** start of DATA FOR PROCESSING **

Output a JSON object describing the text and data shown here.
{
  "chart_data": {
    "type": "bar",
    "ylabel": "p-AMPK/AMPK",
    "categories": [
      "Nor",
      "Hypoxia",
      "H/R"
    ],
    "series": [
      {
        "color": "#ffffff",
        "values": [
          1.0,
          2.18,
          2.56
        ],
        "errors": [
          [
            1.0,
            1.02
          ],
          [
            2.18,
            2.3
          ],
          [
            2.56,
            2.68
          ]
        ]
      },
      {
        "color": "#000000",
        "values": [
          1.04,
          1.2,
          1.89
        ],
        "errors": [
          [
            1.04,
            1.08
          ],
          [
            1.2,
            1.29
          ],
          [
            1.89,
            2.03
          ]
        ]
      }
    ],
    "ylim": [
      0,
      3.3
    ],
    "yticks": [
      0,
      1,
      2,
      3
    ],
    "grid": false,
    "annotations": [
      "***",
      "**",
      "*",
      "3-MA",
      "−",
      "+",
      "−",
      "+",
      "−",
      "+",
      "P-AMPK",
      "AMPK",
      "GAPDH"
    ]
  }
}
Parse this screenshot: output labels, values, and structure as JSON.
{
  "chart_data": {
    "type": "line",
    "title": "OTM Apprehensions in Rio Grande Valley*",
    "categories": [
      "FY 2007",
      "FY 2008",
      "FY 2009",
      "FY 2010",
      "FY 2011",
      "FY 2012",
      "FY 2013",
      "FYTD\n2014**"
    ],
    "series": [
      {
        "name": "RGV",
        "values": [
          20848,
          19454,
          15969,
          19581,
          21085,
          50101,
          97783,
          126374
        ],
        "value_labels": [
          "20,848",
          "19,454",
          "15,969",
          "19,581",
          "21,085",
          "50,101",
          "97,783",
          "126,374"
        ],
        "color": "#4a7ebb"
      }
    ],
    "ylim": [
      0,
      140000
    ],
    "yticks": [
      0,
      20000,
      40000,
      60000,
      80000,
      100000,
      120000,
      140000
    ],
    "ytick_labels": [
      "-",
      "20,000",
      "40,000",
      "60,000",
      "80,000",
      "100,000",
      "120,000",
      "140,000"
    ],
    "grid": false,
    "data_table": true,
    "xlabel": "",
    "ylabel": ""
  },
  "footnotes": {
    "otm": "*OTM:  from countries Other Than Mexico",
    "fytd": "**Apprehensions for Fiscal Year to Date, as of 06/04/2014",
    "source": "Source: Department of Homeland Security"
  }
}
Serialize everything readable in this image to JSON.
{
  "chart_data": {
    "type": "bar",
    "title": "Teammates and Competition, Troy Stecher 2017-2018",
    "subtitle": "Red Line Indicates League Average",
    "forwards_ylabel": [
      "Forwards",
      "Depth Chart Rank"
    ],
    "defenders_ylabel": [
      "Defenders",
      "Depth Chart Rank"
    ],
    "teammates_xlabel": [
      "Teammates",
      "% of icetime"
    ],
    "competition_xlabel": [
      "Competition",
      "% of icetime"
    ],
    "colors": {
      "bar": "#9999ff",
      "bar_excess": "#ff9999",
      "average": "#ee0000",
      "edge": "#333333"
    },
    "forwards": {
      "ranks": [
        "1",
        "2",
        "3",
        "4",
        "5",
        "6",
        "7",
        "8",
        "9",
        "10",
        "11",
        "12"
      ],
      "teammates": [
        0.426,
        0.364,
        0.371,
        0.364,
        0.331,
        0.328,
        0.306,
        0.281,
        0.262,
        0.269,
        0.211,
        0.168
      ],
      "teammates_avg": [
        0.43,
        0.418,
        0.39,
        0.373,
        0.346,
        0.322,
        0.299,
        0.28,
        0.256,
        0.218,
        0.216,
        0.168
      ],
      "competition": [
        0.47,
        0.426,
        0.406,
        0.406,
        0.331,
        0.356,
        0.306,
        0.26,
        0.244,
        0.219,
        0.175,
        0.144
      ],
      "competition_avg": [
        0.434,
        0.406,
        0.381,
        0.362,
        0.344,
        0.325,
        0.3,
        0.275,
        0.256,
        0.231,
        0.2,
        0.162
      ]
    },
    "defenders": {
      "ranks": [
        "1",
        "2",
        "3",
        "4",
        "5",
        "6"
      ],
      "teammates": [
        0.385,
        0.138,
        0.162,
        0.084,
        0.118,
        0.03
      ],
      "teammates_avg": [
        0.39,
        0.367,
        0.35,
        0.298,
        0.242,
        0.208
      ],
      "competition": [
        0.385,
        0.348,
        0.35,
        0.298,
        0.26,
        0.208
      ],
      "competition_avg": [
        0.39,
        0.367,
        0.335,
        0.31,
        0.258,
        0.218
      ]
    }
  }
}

** end of DATA FOR PROCESSING **

REQUEST -
Write out the whole listing again. Match it word for word.

EXPECTED ANSWER -
Output a JSON object describing the text and data shown here.
{
  "chart_data": {
    "type": "bar",
    "ylabel": "p-AMPK/AMPK",
    "categories": [
      "Nor",
      "Hypoxia",
      "H/R"
    ],
    "series": [
      {
        "color": "#ffffff",
        "values": [
          1.0,
          2.18,
          2.56
        ],
        "errors": [
          [
            1.0,
            1.02
          ],
          [
            2.18,
            2.3
          ],
          [
            2.56,
            2.68
          ]
        ]
      },
      {
        "color": "#000000",
        "values": [
          1.04,
          1.2,
          1.89
        ],
        "errors": [
          [
            1.04,
            1.08
          ],
          [
            1.2,
            1.29
          ],
          [
            1.89,
            2.03
          ]
        ]
      }
    ],
    "ylim": [
      0,
      3.3
    ],
    "yticks": [
      0,
      1,
      2,
      3
    ],
    "grid": false,
    "annotations": [
      "***",
      "**",
      "*",
      "3-MA",
      "−",
      "+",
      "−",
      "+",
      "−",
      "+",
      "P-AMPK",
      "AMPK",
      "GAPDH"
    ]
  }
}
Parse this screenshot: output labels, values, and structure as JSON.
{
  "chart_data": {
    "type": "line",
    "title": "OTM Apprehensions in Rio Grande Valley*",
    "categories": [
      "FY 2007",
      "FY 2008",
      "FY 2009",
      "FY 2010",
      "FY 2011",
      "FY 2012",
      "FY 2013",
      "FYTD\n2014**"
    ],
    "series": [
      {
        "name": "RGV",
        "values": [
          20848,
          19454,
          15969,
          19581,
          21085,
          50101,
          97783,
          126374
        ],
        "value_labels": [
          "20,848",
          "19,454",
          "15,969",
          "19,581",
          "21,085",
          "50,101",
          "97,783",
          "126,374"
        ],
        "color": "#4a7ebb"
      }
    ],
    "ylim": [
      0,
      140000
    ],
    "yticks": [
      0,
      20000,
      40000,
      60000,
      80000,
      100000,
      120000,
      140000
    ],
    "ytick_labels": [
      "-",
      "20,000",
      "40,000",
      "60,000",
      "80,000",
      "100,000",
      "120,000",
      "140,000"
    ],
    "grid": false,
    "data_table": true,
    "xlabel": "",
    "ylabel": ""
  },
  "footnotes": {
    "otm": "*OTM:  from countries Other Than Mexico",
    "fytd": "**Apprehensions for Fiscal Year to Date, as of 06/04/2014",
    "source": "Source: Department of Homeland Security"
  }
}
Serialize everything readable in this image to JSON.
{
  "chart_data": {
    "type": "bar",
    "title": "Teammates and Competition, Troy Stecher 2017-2018",
    "subtitle": "Red Line Indicates League Average",
    "forwards_ylabel": [
      "Forwards",
      "Depth Chart Rank"
    ],
    "defenders_ylabel": [
      "Defenders",
      "Depth Chart Rank"
    ],
    "teammates_xlabel": [
      "Teammates",
      "% of icetime"
    ],
    "competition_xlabel": [
      "Competition",
      "% of icetime"
    ],
    "colors": {
      "bar": "#9999ff",
      "bar_excess": "#ff9999",
      "average": "#ee0000",
      "edge": "#333333"
    },
    "forwards": {
      "ranks": [
        "1",
        "2",
        "3",
        "4",
        "5",
        "6",
        "7",
        "8",
        "9",
        "10",
        "11",
        "12"
      ],
      "teammates": [
        0.426,
        0.364,
        0.371,
        0.364,
        0.331,
        0.328,
        0.306,
        0.281,
        0.262,
        0.269,
        0.211,
        0.168
      ],
      "teammates_avg": [
        0.43,
        0.418,
        0.39,
        0.373,
        0.346,
        0.322,
        0.299,
        0.28,
        0.256,
        0.218,
        0.216,
        0.168
      ],
      "competition": [
        0.47,
        0.426,
        0.406,
        0.406,
        0.331,
        0.356,
        0.306,
        0.26,
        0.244,
        0.219,
        0.175,
        0.144
      ],
      "competition_avg": [
        0.434,
        0.406,
        0.381,
        0.362,
        0.344,
        0.325,
        0.3,
        0.275,
        0.256,
        0.231,
        0.2,
        0.162
      ]
    },
    "defenders": {
      "ranks": [
        "1",
        "2",
        "3",
        "4",
        "5",
        "6"
      ],
      "teammates": [
        0.385,
        0.138,
        0.162,
        0.084,
        0.118,
        0.03
      ],
      "teammates_avg": [
        0.39,
        0.367,
        0.35,
        0.298,
        0.242,
        0.208
      ],
      "competition": [
        0.385,
        0.348,
        0.35,
        0.298,
        0.26,
        0.208
      ],
      "competition_avg": [
        0.39,
        0.367,
        0.335,
        0.31,
        0.258,
        0.218
      ]
    }
  }
}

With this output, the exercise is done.